Using the information:
**a.** For each statement about the kitchen article, answer yes or no and quote the words of the article that decide it: (i) The curving island was made by combining five pieces of maple. (ii) The banquette table was made from the clients' son's nightstand. (iii) The limestone used in the kitchen has a reddish undertone.
**b.** Rewrite the paragraph of the kitchen article that begins "The clients wanted the curves" as a short list that keeps its main facts.
**c.** In the kitchen article, edit the passage from "Bar stools: Restoration" to "wood in check.", replacing "banquette" with "breakfast nook".

Document passage:
-*-*-
A large curving island that echoes the waves of the ocean outside shapes the style and functionality of this Vancouver Island kitchen. This couple wanted their second home to have a highly customized kitchen — one that would allow them to host family dinners where they could all cook and hang out together. Ines Hanl of The Sky is the Limit Design worked with the clients' wish list to design a kitchen that would honor the home's timber-frame construction, the beautiful surrounding landscape and their own personal style. "It's nothing for the faint of heart, for sure!" Hanl says.

Click photos to view larger images in a slide show.
Hanl combined the clients' design ideas with a distinct organic West Coast style that reflects the surrounding homes and environment; she used driftwood, pebbles, different types of wood and flowing shapes that mimic the water outside. "It can very easily take on a hippie flavor, which was a real risk factor for me," says Hanl.

The clients wanted the curves of the massive S-shape island to have a continuous live edge throughout. Working closely with local company Live Edge Design, Hanl found five pieces of maple to combine, creating the flowing shape. The adjacent cleanup island is a response to the larger island. A small curving natural edge allows it to tie in with the S shape.

Pebbles, tile, countertop: Jivko; bar top: Live Edge Design and ThinkGlass
The flowing shape and live edge not only evoke the outdoors, but the island provides adequate space for socializing and cooking.

Limestone with a subtle green undertone contrasts with the reddish tones of the wood. Pebbles break up the traditional limestone tile layout, washing in through the front of the room as if they were swept in by the water outside.

Bar stools: Restoration Hardware
The table for the built-in banquette is a custom blend: the clients' daughter's nightstand with a round glass top. The mix of materials in the seating areas — leather chairs, pebbles, metal bar stools and sconces — helps keep the presence of wood in check.
-*-*-
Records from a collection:
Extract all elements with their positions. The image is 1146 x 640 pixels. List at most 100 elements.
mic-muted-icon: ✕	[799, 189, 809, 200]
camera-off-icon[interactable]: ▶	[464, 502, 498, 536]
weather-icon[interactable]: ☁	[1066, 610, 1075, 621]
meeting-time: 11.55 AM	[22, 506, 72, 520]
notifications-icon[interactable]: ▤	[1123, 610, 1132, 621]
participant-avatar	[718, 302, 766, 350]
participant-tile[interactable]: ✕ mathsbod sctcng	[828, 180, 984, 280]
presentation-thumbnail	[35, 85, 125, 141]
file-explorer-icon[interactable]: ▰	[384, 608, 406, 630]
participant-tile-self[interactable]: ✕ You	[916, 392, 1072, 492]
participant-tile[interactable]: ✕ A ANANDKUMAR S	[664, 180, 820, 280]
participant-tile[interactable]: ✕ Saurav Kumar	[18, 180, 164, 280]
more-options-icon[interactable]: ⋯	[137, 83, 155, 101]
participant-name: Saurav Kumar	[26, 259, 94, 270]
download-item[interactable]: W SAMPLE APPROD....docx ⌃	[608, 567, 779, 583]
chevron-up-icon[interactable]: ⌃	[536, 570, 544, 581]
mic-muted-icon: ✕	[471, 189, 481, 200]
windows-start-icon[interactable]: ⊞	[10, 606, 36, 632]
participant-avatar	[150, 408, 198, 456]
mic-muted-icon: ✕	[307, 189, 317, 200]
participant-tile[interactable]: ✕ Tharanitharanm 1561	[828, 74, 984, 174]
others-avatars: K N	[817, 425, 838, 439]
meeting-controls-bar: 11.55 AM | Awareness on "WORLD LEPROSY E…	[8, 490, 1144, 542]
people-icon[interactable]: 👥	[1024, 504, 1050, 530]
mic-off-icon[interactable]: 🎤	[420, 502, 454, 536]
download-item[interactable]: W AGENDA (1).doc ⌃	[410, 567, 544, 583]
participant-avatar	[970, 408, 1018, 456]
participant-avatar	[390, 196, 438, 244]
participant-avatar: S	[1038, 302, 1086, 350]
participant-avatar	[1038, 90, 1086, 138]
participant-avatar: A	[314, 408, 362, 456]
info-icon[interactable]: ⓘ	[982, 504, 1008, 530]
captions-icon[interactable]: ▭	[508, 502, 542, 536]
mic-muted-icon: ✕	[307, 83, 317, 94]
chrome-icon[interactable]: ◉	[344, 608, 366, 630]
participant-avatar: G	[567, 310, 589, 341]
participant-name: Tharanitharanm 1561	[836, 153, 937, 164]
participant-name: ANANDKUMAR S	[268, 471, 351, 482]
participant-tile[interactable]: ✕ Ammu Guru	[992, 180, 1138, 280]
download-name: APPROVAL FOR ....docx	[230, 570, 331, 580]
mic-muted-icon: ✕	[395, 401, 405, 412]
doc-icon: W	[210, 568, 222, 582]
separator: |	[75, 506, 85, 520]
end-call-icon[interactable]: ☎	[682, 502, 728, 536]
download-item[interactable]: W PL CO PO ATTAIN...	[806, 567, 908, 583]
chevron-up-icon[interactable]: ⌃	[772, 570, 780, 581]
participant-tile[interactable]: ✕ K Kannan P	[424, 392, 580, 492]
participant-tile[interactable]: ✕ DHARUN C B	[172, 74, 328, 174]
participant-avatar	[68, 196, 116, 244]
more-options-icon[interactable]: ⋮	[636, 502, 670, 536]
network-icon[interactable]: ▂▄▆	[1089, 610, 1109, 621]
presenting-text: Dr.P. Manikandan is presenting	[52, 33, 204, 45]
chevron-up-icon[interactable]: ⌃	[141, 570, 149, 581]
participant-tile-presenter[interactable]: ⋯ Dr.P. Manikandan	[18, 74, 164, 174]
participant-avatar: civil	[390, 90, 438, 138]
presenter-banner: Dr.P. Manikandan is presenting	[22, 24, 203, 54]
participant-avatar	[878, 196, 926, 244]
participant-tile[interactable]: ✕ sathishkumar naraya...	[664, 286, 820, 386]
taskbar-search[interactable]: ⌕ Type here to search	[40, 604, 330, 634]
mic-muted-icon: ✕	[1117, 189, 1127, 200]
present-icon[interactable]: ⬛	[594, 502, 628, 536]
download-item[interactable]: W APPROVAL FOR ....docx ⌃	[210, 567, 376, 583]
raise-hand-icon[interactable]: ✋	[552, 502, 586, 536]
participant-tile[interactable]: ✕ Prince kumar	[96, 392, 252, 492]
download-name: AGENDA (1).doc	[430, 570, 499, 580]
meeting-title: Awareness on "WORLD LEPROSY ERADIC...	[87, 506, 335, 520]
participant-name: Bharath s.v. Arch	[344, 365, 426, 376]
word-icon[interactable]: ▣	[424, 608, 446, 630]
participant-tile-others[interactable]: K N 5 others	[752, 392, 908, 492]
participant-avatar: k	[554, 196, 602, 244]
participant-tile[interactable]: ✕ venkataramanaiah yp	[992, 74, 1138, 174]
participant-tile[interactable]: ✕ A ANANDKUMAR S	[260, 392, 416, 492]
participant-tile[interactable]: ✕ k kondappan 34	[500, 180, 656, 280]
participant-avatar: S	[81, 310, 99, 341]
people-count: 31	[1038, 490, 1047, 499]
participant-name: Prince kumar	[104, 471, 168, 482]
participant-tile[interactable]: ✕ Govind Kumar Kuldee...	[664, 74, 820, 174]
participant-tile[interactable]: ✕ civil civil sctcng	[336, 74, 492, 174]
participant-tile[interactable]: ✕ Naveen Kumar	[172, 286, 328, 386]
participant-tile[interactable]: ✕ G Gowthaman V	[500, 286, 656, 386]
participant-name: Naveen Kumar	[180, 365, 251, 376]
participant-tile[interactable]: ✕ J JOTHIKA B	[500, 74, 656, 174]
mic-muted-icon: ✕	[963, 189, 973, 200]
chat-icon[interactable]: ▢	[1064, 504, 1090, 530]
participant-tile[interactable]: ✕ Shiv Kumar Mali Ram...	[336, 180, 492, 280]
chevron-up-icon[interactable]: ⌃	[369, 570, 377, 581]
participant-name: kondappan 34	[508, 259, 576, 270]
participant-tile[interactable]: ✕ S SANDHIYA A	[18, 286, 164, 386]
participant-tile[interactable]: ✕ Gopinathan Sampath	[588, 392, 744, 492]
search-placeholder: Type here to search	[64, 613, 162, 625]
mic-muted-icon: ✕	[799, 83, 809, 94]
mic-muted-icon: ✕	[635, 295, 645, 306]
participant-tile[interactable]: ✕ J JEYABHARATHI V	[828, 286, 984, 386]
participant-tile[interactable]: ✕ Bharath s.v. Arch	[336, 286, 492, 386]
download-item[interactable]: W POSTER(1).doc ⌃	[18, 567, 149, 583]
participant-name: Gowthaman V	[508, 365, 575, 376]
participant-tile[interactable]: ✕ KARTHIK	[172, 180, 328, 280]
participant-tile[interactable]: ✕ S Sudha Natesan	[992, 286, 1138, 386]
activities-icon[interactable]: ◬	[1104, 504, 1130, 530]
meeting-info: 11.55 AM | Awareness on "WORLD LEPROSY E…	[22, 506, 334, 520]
-*-*-
Expected results:
**a.**
(i) Yes: "Hanl found five pieces of maple to combine, creating the flowing shape."
(ii) No: "the clients' daughter's nightstand with a round glass top."
(iii) No: "Limestone with a subtle green undertone contrasts with the reddish tones of the wood."

**b.**
- The clients wanted a continuous live edge along the curves of the large S-shaped island.
- Hanl worked with the local company Live Edge Design and combined five pieces of maple to create the flowing shape.
- A nearby cleanup island responds to the larger one.
- The cleanup island's small curving natural edge ties it in with the S shape.

**c.**
Bar stools: Restoration Hardware
The table for the built-in breakfast nook is a custom blend: the clients' daughter's nightstand with a round glass top. The mix of materials in the seating areas — leather chairs, pebbles, metal bar stools and sconces — helps keep the presence of wood in check.